* [Problem to work on]
Revise the records starting at the line that contains "Patent image size: (982, 495)." and ending at the line that contains "The top housing section 32 is at (533, 264)." by changing "perspective view" to "isometric view", leaving all else unchanged, and return only those lines.

* [Items]
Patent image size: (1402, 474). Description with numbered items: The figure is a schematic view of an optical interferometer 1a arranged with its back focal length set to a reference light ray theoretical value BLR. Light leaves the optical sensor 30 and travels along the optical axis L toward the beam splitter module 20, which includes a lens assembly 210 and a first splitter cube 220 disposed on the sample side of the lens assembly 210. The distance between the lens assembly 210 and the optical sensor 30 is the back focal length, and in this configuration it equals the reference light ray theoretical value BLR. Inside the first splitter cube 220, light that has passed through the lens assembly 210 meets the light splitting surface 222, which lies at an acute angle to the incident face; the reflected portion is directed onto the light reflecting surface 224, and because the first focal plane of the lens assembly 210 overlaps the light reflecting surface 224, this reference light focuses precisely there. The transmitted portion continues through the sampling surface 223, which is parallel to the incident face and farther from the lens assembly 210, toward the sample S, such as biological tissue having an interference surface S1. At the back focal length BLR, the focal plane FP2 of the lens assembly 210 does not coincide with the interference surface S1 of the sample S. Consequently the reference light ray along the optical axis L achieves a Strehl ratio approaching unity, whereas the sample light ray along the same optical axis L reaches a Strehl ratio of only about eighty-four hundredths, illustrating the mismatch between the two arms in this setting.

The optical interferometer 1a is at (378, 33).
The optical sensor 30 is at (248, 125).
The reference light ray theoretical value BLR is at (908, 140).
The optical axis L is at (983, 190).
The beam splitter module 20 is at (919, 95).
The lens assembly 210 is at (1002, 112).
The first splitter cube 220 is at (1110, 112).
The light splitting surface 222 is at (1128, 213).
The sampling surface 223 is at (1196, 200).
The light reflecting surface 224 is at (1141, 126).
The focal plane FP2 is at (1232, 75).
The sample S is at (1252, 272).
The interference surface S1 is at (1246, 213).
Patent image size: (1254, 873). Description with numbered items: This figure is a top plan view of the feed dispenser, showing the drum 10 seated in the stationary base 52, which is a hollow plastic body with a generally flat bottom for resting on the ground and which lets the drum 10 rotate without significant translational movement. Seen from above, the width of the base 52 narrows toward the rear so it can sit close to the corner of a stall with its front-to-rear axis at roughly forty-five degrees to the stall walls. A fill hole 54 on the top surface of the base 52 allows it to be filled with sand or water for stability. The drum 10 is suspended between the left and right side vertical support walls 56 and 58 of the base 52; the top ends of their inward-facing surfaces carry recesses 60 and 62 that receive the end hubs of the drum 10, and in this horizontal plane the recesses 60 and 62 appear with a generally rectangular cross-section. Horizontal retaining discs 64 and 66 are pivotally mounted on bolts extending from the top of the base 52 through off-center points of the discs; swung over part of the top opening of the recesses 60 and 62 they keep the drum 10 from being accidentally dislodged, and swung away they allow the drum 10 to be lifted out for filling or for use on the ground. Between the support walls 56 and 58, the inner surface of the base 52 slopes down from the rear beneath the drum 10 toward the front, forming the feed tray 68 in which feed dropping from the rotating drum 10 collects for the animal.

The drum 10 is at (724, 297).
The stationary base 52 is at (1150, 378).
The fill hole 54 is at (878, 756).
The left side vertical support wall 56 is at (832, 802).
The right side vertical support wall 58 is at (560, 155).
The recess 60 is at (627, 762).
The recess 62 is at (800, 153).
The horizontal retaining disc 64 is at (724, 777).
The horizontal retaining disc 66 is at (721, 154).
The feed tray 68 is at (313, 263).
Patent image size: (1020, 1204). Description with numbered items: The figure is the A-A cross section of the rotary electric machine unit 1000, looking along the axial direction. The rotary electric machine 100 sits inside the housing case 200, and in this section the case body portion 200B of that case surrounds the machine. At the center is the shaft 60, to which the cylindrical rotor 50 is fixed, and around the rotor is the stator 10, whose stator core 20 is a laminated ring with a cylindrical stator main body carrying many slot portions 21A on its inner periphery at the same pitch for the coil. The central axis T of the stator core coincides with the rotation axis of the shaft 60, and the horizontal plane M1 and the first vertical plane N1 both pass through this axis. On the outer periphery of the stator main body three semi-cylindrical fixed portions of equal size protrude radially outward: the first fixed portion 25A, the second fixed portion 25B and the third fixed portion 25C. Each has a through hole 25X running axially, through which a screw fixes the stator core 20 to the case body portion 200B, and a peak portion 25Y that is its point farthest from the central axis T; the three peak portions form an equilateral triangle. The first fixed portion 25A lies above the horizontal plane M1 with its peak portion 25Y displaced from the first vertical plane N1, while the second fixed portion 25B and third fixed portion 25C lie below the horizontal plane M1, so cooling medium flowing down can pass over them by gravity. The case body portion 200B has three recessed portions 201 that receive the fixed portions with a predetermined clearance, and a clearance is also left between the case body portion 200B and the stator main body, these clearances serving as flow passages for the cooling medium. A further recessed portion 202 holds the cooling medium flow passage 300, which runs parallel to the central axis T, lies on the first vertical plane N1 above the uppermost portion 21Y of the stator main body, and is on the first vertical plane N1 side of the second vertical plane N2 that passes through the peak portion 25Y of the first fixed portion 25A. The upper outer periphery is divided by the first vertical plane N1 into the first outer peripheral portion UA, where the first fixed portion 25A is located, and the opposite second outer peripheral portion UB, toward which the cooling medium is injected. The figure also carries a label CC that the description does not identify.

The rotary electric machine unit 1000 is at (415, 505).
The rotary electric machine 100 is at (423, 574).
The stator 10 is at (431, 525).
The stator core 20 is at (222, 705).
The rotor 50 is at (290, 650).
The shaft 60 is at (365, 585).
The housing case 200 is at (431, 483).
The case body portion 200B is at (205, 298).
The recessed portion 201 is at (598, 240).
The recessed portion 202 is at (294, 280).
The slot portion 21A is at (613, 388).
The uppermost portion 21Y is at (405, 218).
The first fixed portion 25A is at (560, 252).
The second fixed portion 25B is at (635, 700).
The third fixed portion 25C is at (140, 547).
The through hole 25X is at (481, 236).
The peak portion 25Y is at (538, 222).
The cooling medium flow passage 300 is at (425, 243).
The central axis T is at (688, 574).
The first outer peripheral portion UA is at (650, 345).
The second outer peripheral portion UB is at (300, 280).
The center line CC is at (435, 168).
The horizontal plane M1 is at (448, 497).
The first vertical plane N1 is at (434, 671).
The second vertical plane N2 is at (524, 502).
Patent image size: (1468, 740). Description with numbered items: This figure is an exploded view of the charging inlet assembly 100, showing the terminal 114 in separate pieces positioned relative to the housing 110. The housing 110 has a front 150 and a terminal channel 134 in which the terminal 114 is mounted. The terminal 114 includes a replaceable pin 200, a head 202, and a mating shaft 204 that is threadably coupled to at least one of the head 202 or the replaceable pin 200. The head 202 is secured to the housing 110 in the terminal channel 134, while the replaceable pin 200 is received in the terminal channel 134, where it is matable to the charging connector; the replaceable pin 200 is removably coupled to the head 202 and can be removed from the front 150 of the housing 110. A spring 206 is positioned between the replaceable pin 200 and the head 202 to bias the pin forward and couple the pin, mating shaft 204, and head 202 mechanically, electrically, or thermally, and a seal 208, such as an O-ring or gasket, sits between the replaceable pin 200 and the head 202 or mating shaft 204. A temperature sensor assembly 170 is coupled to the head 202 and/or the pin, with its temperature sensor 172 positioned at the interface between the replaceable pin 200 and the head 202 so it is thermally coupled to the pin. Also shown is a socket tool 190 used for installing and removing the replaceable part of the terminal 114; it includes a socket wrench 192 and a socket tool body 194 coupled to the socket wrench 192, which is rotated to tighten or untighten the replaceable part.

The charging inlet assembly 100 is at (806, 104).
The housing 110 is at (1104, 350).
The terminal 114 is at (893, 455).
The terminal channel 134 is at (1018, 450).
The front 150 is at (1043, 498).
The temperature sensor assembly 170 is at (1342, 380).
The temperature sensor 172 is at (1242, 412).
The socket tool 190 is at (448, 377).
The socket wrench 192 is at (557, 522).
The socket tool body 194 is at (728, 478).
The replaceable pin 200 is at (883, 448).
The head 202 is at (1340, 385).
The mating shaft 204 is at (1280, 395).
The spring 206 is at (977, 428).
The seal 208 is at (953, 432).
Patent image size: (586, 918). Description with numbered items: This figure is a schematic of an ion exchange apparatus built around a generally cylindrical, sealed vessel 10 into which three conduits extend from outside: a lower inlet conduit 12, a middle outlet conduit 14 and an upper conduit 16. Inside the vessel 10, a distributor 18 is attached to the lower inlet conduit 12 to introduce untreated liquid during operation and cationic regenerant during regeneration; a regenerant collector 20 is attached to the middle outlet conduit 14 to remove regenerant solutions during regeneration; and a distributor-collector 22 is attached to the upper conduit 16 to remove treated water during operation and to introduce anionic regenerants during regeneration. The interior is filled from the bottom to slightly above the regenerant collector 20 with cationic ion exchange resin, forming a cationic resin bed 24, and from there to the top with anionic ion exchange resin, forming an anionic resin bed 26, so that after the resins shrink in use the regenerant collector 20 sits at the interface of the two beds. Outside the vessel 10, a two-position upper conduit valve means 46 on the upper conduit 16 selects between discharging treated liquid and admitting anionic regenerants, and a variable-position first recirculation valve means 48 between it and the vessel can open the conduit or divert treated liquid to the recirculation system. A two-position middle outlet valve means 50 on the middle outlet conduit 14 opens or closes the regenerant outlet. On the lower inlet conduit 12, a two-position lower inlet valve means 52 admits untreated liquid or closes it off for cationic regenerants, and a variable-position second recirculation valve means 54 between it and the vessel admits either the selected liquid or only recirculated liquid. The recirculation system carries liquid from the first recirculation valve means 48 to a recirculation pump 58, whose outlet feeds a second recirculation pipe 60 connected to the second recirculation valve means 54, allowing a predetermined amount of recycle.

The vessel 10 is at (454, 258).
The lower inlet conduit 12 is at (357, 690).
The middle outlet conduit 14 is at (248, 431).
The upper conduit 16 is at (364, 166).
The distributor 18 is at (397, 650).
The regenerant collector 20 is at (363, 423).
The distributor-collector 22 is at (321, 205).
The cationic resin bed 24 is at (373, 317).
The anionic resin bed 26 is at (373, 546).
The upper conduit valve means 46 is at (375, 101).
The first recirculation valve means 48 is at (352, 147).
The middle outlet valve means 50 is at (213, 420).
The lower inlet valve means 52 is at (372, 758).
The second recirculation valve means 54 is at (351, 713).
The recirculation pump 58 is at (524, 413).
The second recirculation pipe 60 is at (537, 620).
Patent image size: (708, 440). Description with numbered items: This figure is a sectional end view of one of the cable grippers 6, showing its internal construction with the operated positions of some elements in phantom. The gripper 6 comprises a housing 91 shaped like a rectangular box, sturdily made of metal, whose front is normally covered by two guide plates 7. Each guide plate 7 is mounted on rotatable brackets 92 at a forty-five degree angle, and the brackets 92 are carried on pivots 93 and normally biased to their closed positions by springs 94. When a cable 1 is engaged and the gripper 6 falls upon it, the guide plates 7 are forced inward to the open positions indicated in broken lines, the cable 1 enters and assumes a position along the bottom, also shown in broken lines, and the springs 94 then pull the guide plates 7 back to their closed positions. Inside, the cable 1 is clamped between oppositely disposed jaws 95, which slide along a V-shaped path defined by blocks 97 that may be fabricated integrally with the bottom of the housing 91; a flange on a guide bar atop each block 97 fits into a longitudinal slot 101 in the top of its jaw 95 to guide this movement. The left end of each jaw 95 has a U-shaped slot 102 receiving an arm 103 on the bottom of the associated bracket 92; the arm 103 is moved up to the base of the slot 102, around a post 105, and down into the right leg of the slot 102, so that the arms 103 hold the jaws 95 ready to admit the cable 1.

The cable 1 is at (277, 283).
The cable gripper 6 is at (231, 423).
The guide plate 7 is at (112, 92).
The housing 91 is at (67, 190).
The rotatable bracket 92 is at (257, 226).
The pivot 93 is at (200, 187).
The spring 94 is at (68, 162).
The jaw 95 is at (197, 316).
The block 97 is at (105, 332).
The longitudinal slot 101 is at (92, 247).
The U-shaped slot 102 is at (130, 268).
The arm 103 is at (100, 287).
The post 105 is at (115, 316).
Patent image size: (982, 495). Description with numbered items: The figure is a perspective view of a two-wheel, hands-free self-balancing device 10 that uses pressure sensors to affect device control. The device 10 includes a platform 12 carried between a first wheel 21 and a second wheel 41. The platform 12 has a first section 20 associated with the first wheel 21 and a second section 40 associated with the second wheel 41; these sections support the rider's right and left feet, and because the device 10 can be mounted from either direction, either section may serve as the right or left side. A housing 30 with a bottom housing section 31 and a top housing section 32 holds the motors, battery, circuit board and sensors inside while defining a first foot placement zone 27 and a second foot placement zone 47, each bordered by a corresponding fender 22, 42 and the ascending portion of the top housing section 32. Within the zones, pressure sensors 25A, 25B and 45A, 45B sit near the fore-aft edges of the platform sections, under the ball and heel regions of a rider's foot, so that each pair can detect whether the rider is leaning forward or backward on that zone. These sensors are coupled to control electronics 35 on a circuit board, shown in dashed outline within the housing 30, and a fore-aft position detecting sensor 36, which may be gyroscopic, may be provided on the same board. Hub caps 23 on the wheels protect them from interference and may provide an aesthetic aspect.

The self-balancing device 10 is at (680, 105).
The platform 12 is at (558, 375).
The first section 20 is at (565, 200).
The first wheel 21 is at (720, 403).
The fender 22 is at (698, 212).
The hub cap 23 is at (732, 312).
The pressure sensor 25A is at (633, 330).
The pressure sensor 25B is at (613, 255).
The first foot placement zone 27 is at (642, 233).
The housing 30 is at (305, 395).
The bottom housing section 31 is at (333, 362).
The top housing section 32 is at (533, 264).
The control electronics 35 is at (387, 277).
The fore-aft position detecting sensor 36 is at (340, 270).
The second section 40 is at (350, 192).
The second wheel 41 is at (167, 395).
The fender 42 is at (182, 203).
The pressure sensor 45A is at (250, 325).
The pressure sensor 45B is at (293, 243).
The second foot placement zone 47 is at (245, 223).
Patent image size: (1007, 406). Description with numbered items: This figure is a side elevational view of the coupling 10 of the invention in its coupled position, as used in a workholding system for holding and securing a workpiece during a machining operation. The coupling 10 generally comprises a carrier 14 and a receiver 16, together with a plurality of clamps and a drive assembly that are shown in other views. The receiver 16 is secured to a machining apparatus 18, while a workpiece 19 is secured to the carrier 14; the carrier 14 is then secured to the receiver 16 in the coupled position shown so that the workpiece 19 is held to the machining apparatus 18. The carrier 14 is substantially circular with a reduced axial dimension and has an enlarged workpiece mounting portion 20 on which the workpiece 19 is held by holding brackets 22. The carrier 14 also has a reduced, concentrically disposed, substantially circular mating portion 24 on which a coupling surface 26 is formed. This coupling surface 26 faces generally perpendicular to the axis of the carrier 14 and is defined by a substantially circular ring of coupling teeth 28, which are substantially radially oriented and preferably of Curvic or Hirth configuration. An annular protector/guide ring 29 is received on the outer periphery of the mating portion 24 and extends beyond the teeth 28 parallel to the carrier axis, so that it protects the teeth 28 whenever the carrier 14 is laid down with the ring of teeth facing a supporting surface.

* [Right answer]
Patent image size: (982, 495). Description with numbered items: The figure is a isometric view of a two-wheel, hands-free self-balancing device 10 that uses pressure sensors to affect device control. The device 10 includes a platform 12 carried between a first wheel 21 and a second wheel 41. The platform 12 has a first section 20 associated with the first wheel 21 and a second section 40 associated with the second wheel 41; these sections support the rider's right and left feet, and because the device 10 can be mounted from either direction, either section may serve as the right or left side. A housing 30 with a bottom housing section 31 and a top housing section 32 holds the motors, battery, circuit board and sensors inside while defining a first foot placement zone 27 and a second foot placement zone 47, each bordered by a corresponding fender 22, 42 and the ascending portion of the top housing section 32. Within the zones, pressure sensors 25A, 25B and 45A, 45B sit near the fore-aft edges of the platform sections, under the ball and heel regions of a rider's foot, so that each pair can detect whether the rider is leaning forward or backward on that zone. These sensors are coupled to control electronics 35 on a circuit board, shown in dashed outline within the housing 30, and a fore-aft position detecting sensor 36, which may be gyroscopic, may be provided on the same board. Hub caps 23 on the wheels protect them from interference and may provide an aesthetic aspect.

The self-balancing device 10 is at (680, 105).
The platform 12 is at (558, 375).
The first section 20 is at (565, 200).
The first wheel 21 is at (720, 403).
The fender 22 is at (698, 212).
The hub cap 23 is at (732, 312).
The pressure sensor 25A is at (633, 330).
The pressure sensor 25B is at (613, 255).
The first foot placement zone 27 is at (642, 233).
The housing 30 is at (305, 395).
The bottom housing section 31 is at (333, 362).
The top housing section 32 is at (533, 264).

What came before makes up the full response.